- [DATA FOR PROCESSING]:
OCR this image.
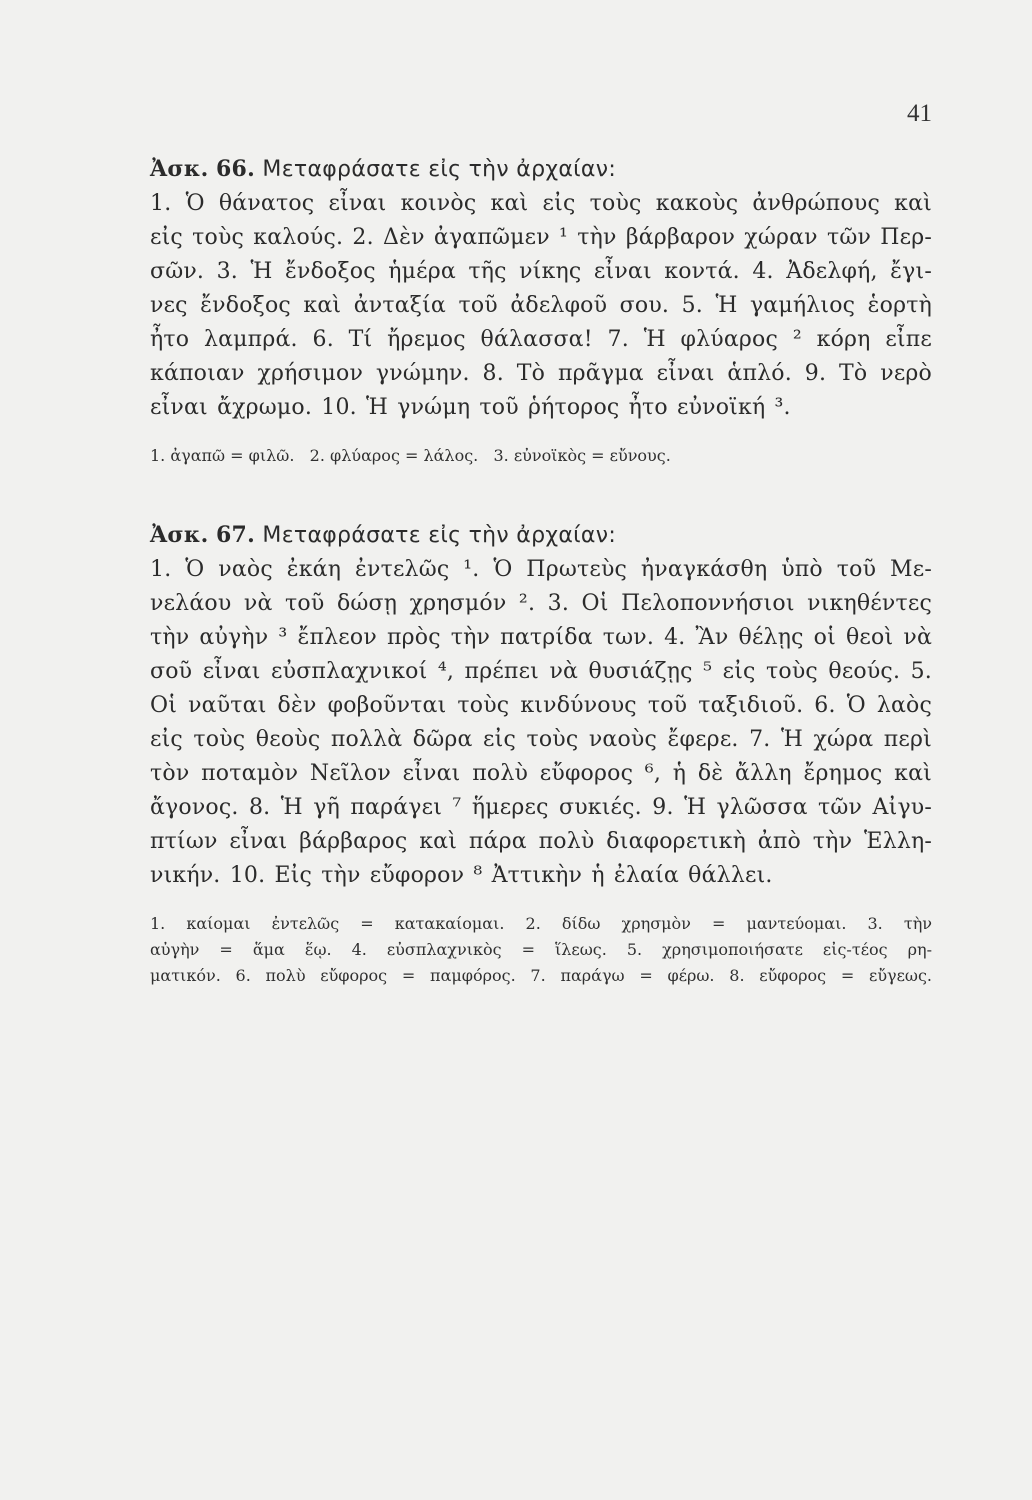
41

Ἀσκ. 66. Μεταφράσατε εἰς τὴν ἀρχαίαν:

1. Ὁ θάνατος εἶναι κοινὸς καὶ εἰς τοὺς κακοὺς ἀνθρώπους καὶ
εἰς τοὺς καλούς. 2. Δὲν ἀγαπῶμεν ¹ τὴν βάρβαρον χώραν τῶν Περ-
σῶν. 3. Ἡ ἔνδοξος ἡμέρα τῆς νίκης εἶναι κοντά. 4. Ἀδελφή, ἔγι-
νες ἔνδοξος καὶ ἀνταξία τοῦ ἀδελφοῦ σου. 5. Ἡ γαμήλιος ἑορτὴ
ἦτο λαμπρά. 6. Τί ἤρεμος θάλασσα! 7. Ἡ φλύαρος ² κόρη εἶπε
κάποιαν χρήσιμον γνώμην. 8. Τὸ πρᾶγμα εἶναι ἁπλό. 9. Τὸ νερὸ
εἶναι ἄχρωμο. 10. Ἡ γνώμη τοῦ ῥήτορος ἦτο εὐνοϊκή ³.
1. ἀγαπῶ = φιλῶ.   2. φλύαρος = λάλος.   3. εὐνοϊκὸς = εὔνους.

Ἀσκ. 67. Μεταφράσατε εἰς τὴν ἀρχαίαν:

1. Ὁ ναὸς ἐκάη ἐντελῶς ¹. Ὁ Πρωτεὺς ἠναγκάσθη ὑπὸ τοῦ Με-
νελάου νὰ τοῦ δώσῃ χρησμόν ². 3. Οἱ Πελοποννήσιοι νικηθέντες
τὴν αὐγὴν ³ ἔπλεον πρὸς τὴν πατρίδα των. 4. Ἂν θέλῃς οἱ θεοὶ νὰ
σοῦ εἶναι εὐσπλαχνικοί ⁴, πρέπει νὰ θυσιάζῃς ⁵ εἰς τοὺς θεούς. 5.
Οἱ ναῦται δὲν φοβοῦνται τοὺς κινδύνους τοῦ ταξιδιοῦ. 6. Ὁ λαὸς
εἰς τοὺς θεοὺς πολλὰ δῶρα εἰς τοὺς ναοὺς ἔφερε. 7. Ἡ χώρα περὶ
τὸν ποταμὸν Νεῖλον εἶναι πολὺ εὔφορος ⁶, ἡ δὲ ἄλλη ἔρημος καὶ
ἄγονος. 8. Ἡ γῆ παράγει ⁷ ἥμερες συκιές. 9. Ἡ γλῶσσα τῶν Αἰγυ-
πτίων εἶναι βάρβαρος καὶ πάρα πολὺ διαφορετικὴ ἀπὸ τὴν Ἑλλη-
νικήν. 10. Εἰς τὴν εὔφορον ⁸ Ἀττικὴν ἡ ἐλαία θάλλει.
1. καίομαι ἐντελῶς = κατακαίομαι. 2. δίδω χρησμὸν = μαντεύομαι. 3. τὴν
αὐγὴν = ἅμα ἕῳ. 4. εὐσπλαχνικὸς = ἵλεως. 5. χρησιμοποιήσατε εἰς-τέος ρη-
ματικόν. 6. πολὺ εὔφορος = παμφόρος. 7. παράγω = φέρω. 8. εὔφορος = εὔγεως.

- [EXERCISE PROMPT]: Each record must be quoted in full and exactly. Do not include the pictures.

- [RESPONSE TO THE EXERCISE]:
OCR this image.
41

Ἀσκ. 66. Μεταφράσατε εἰς τὴν ἀρχαίαν:

1. Ὁ θάνατος εἶναι κοινὸς καὶ εἰς τοὺς κακοὺς ἀνθρώπους καὶ
εἰς τοὺς καλούς. 2. Δὲν ἀγαπῶμεν ¹ τὴν βάρβαρον χώραν τῶν Περ-
σῶν. 3. Ἡ ἔνδοξος ἡμέρα τῆς νίκης εἶναι κοντά. 4. Ἀδελφή, ἔγι-
νες ἔνδοξος καὶ ἀνταξία τοῦ ἀδελφοῦ σου. 5. Ἡ γαμήλιος ἑορτὴ
ἦτο λαμπρά. 6. Τί ἤρεμος θάλασσα! 7. Ἡ φλύαρος ² κόρη εἶπε
κάποιαν χρήσιμον γνώμην. 8. Τὸ πρᾶγμα εἶναι ἁπλό. 9. Τὸ νερὸ
εἶναι ἄχρωμο. 10. Ἡ γνώμη τοῦ ῥήτορος ἦτο εὐνοϊκή ³.
1. ἀγαπῶ = φιλῶ.   2. φλύαρος = λάλος.   3. εὐνοϊκὸς = εὔνους.

Ἀσκ. 67. Μεταφράσατε εἰς τὴν ἀρχαίαν:

1. Ὁ ναὸς ἐκάη ἐντελῶς ¹. Ὁ Πρωτεὺς ἠναγκάσθη ὑπὸ τοῦ Με-
νελάου νὰ τοῦ δώσῃ χρησμόν ². 3. Οἱ Πελοποννήσιοι νικηθέντες
τὴν αὐγὴν ³ ἔπλεον πρὸς τὴν πατρίδα των. 4. Ἂν θέλῃς οἱ θεοὶ νὰ
σοῦ εἶναι εὐσπλαχνικοί ⁴, πρέπει νὰ θυσιάζῃς ⁵ εἰς τοὺς θεούς. 5.
Οἱ ναῦται δὲν φοβοῦνται τοὺς κινδύνους τοῦ ταξιδιοῦ. 6. Ὁ λαὸς
εἰς τοὺς θεοὺς πολλὰ δῶρα εἰς τοὺς ναοὺς ἔφερε. 7. Ἡ χώρα περὶ
τὸν ποταμὸν Νεῖλον εἶναι πολὺ εὔφορος ⁶, ἡ δὲ ἄλλη ἔρημος καὶ
ἄγονος. 8. Ἡ γῆ παράγει ⁷ ἥμερες συκιές. 9. Ἡ γλῶσσα τῶν Αἰγυ-
πτίων εἶναι βάρβαρος καὶ πάρα πολὺ διαφορετικὴ ἀπὸ τὴν Ἑλλη-
νικήν. 10. Εἰς τὴν εὔφορον ⁸ Ἀττικὴν ἡ ἐλαία θάλλει.
1. καίομαι ἐντελῶς = κατακαίομαι. 2. δίδω χρησμὸν = μαντεύομαι. 3. τὴν
αὐγὴν = ἅμα ἕῳ. 4. εὐσπλαχνικὸς = ἵλεως. 5. χρησιμοποιήσατε εἰς-τέος ρη-
ματικόν. 6. πολὺ εὔφορος = παμφόρος. 7. παράγω = φέρω. 8. εὔφορος = εὔγεως.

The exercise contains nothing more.